Excerpted text ->
— Start —

But how do we find the services in the
first place? As a short recap of the method presented in parts 1 and 2, here is
a step by step walkthrough:
- Get somebody who is very familiar with the business processes and requirements of the system in question and go through all the use cases step by step. Focus on who does what, what information does he or she need to do that and what data is needed to make decisions in the process.
- While going through the processes model them, e.g. with the modeling technique I outlined in the first two parts of this series (the legend is shown below).
- While modeling you will find the services as they are called by the activities. Focus on what is needed to build the user interface imagined by your business expert.
- Sometimes you will encounter situations where your former services will not fit to new processes you just model. That’s part of the game. In these cases you have to adjust your service (e.g. take them apart or join them) in order to fit all of the situations when they are called. If you cannot make them fit, this may be a sign that a new service is needed.
Thus, we end up with a bunch of process
models containing services. Now what? At the end – which is the beginning of
design and implementation – we need a precise definition of our services, at
least precise enough that the programming team can implement them. Therefore,
the names of the services won’t do for that. We have to write a short
documentation for each service. It’s good practice to group the service methods
we found with our process analysis by a business related criterion. That would
lead us to describe the service belonging to one group in a close context in
the document. This is a good ides, because services which are close
business-wise also share other common traits for example pre- and post-conditions
and validation functions which should be described consistently.

— End —

Data supplied ->

— Start —

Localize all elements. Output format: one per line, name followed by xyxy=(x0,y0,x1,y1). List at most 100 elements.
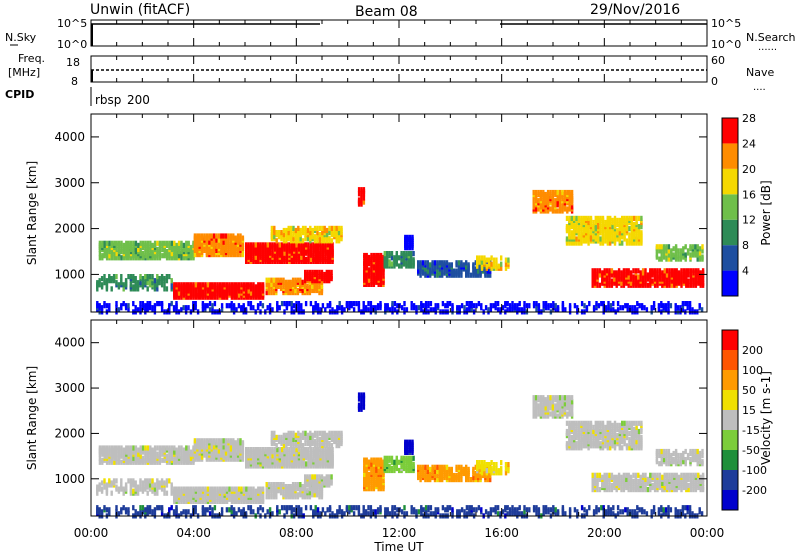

— End —
— Start —

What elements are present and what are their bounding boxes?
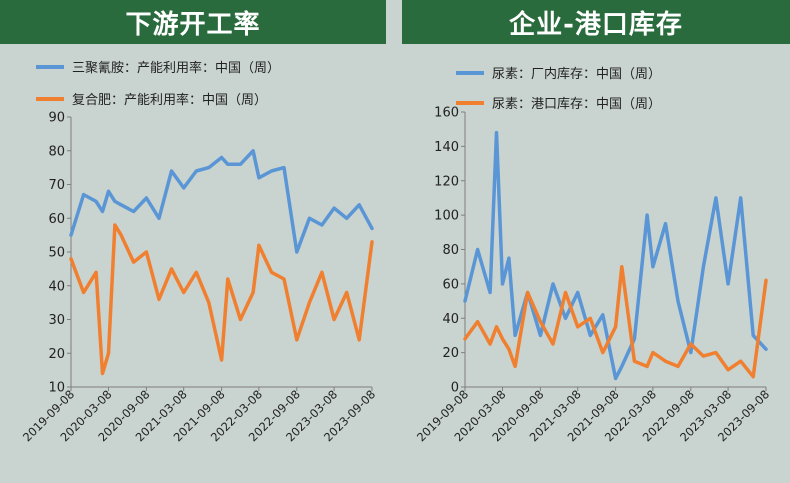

— End —

Task 1 ->
For each of these statements, say whether it agrees with the text on finding services. Answer yes or no and quote the deciding words of the text exactly.
(a) The walkthrough calls for someone very familiar with the business processes and requirements of the system.
(b) If a service cannot be made to fit new processes, the text says to drop it.
(c) The text says the names of the services are enough for the programming team.
Task 2 -> Please write out the part of the text on finding services that begins at the words "- While going" and stops after "your business expert.".
The records aren't needed for this work.

Written answer 1 ->
(a) Yes: "Get somebody who is very familiar with the business processes and requirements of the system in question"
(b) No: "If you cannot make them fit, this may be a sign that a new service is needed."
(c) No: "the names of the services won’t do for that."

Written answer 2 ->
- While going through the processes model them, e.g. with the modeling technique I outlined in the first two parts of this series (the legend is shown below).
- While modeling you will find the services as they are called by the activities. Focus on what is needed to build the user interface imagined by your business expert.